- _WHAT YOU HAVE TO DO_: Copy out the listing that follows, exact in every word, and skip the images.

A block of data
[start]

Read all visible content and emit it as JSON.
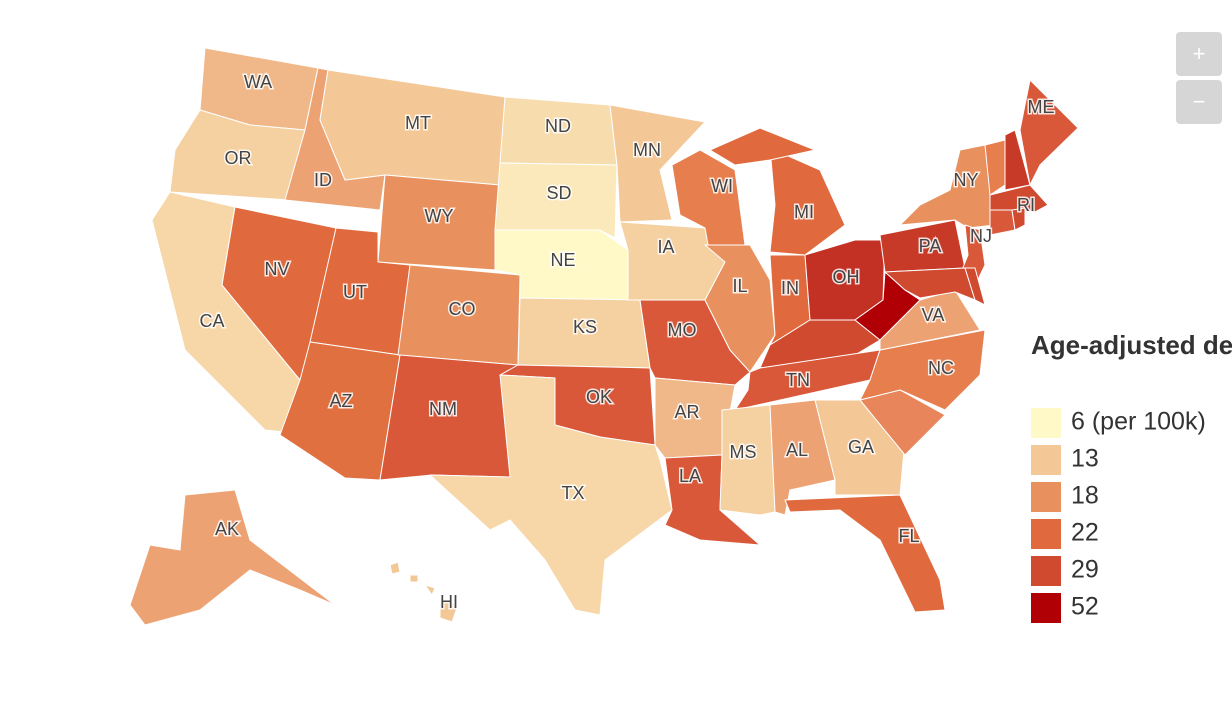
{
  "map": {
    "legend": {
      "title": "Age-adjusted death rate",
      "items": [
        {
          "label": "6 (per 100k)",
          "color": "#fff9c8"
        },
        {
          "label": "13",
          "color": "#f3c896"
        },
        {
          "label": "18",
          "color": "#e8915f"
        },
        {
          "label": "22",
          "color": "#e06a3e"
        },
        {
          "label": "29",
          "color": "#d04a30"
        },
        {
          "label": "52",
          "color": "#b10005"
        }
      ]
    },
    "zoom": {
      "in": "+",
      "out": "−"
    },
    "states": [
      {
        "label": "WA",
        "color": "#f0b888"
      },
      {
        "label": "OR",
        "color": "#f5d0a0"
      },
      {
        "label": "CA",
        "color": "#f7d6a8"
      },
      {
        "label": "ID",
        "color": "#eda273"
      },
      {
        "label": "NV",
        "color": "#e06a3e"
      },
      {
        "label": "MT",
        "color": "#f3c896"
      },
      {
        "label": "WY",
        "color": "#e8915f"
      },
      {
        "label": "UT",
        "color": "#e06a3e"
      },
      {
        "label": "AZ",
        "color": "#e07040"
      },
      {
        "label": "CO",
        "color": "#e8915f"
      },
      {
        "label": "NM",
        "color": "#d9583a"
      },
      {
        "label": "ND",
        "color": "#f7dcae"
      },
      {
        "label": "SD",
        "color": "#fbe8bb"
      },
      {
        "label": "NE",
        "color": "#fff9c8"
      },
      {
        "label": "KS",
        "color": "#f5d0a0"
      },
      {
        "label": "OK",
        "color": "#d9583a"
      },
      {
        "label": "TX",
        "color": "#f7d6a8"
      },
      {
        "label": "MN",
        "color": "#f3c896"
      },
      {
        "label": "IA",
        "color": "#f5d0a0"
      },
      {
        "label": "MO",
        "color": "#d9583a"
      },
      {
        "label": "AR",
        "color": "#f0b888"
      },
      {
        "label": "LA",
        "color": "#d9583a"
      },
      {
        "label": "WI",
        "color": "#e67e4e"
      },
      {
        "label": "IL",
        "color": "#e8915f"
      },
      {
        "label": "MI",
        "color": "#e06a3e"
      },
      {
        "label": "IN",
        "color": "#e06a3e"
      },
      {
        "label": "OH",
        "color": "#c33024"
      },
      {
        "label": null,
        "color": "#d04a30"
      },
      {
        "label": "TN",
        "color": "#d9583a"
      },
      {
        "label": "MS",
        "color": "#f5d0a0"
      },
      {
        "label": "AL",
        "color": "#eda273"
      },
      {
        "label": "GA",
        "color": "#f3c896"
      },
      {
        "label": "FL",
        "color": "#e06a3e"
      },
      {
        "label": null,
        "color": "#e8855a"
      },
      {
        "label": "NC",
        "color": "#e67e4e"
      },
      {
        "label": "VA",
        "color": "#eda273"
      },
      {
        "label": null,
        "color": "#b10005"
      },
      {
        "label": "PA",
        "color": "#c83a28"
      },
      {
        "label": "NY",
        "color": "#e8915f"
      },
      {
        "label": "NJ",
        "color": "#d9583a"
      },
      {
        "label": null,
        "color": "#d04a30"
      },
      {
        "label": null,
        "color": "#d04a30"
      },
      {
        "label": null,
        "color": "#e67e4e"
      },
      {
        "label": null,
        "color": "#c83a28"
      },
      {
        "label": "ME",
        "color": "#d9583a"
      },
      {
        "label": null,
        "color": "#d04a30"
      },
      {
        "label": null,
        "color": "#d9583a"
      },
      {
        "label": "RI",
        "color": "#d04a30"
      },
      {
        "label": "AK",
        "color": "#eda273"
      },
      {
        "label": "HI",
        "color": "#f3c896"
      }
    ]
  }
}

[end]

- _ANSWER TO THIS TASK_:
Read all visible content and emit it as JSON.
{
  "map": {
    "legend": {
      "title": "Age-adjusted death rate",
      "items": [
        {
          "label": "6 (per 100k)",
          "color": "#fff9c8"
        },
        {
          "label": "13",
          "color": "#f3c896"
        },
        {
          "label": "18",
          "color": "#e8915f"
        },
        {
          "label": "22",
          "color": "#e06a3e"
        },
        {
          "label": "29",
          "color": "#d04a30"
        },
        {
          "label": "52",
          "color": "#b10005"
        }
      ]
    },
    "zoom": {
      "in": "+",
      "out": "−"
    },
    "states": [
      {
        "label": "WA",
        "color": "#f0b888"
      },
      {
        "label": "OR",
        "color": "#f5d0a0"
      },
      {
        "label": "CA",
        "color": "#f7d6a8"
      },
      {
        "label": "ID",
        "color": "#eda273"
      },
      {
        "label": "NV",
        "color": "#e06a3e"
      },
      {
        "label": "MT",
        "color": "#f3c896"
      },
      {
        "label": "WY",
        "color": "#e8915f"
      },
      {
        "label": "UT",
        "color": "#e06a3e"
      },
      {
        "label": "AZ",
        "color": "#e07040"
      },
      {
        "label": "CO",
        "color": "#e8915f"
      },
      {
        "label": "NM",
        "color": "#d9583a"
      },
      {
        "label": "ND",
        "color": "#f7dcae"
      },
      {
        "label": "SD",
        "color": "#fbe8bb"
      },
      {
        "label": "NE",
        "color": "#fff9c8"
      },
      {
        "label": "KS",
        "color": "#f5d0a0"
      },
      {
        "label": "OK",
        "color": "#d9583a"
      },
      {
        "label": "TX",
        "color": "#f7d6a8"
      },
      {
        "label": "MN",
        "color": "#f3c896"
      },
      {
        "label": "IA",
        "color": "#f5d0a0"
      },
      {
        "label": "MO",
        "color": "#d9583a"
      },
      {
        "label": "AR",
        "color": "#f0b888"
      },
      {
        "label": "LA",
        "color": "#d9583a"
      },
      {
        "label": "WI",
        "color": "#e67e4e"
      },
      {
        "label": "IL",
        "color": "#e8915f"
      },
      {
        "label": "MI",
        "color": "#e06a3e"
      },
      {
        "label": "IN",
        "color": "#e06a3e"
      },
      {
        "label": "OH",
        "color": "#c33024"
      },
      {
        "label": null,
        "color": "#d04a30"
      },
      {
        "label": "TN",
        "color": "#d9583a"
      },
      {
        "label": "MS",
        "color": "#f5d0a0"
      },
      {
        "label": "AL",
        "color": "#eda273"
      },
      {
        "label": "GA",
        "color": "#f3c896"
      },
      {
        "label": "FL",
        "color": "#e06a3e"
      },
      {
        "label": null,
        "color": "#e8855a"
      },
      {
        "label": "NC",
        "color": "#e67e4e"
      },
      {
        "label": "VA",
        "color": "#eda273"
      },
      {
        "label": null,
        "color": "#b10005"
      },
      {
        "label": "PA",
        "color": "#c83a28"
      },
      {
        "label": "NY",
        "color": "#e8915f"
      },
      {
        "label": "NJ",
        "color": "#d9583a"
      },
      {
        "label": null,
        "color": "#d04a30"
      },
      {
        "label": null,
        "color": "#d04a30"
      },
      {
        "label": null,
        "color": "#e67e4e"
      },
      {
        "label": null,
        "color": "#c83a28"
      },
      {
        "label": "ME",
        "color": "#d9583a"
      },
      {
        "label": null,
        "color": "#d04a30"
      },
      {
        "label": null,
        "color": "#d9583a"
      },
      {
        "label": "RI",
        "color": "#d04a30"
      },
      {
        "label": "AK",
        "color": "#eda273"
      },
      {
        "label": "HI",
        "color": "#f3c896"
      }
    ]
  }
}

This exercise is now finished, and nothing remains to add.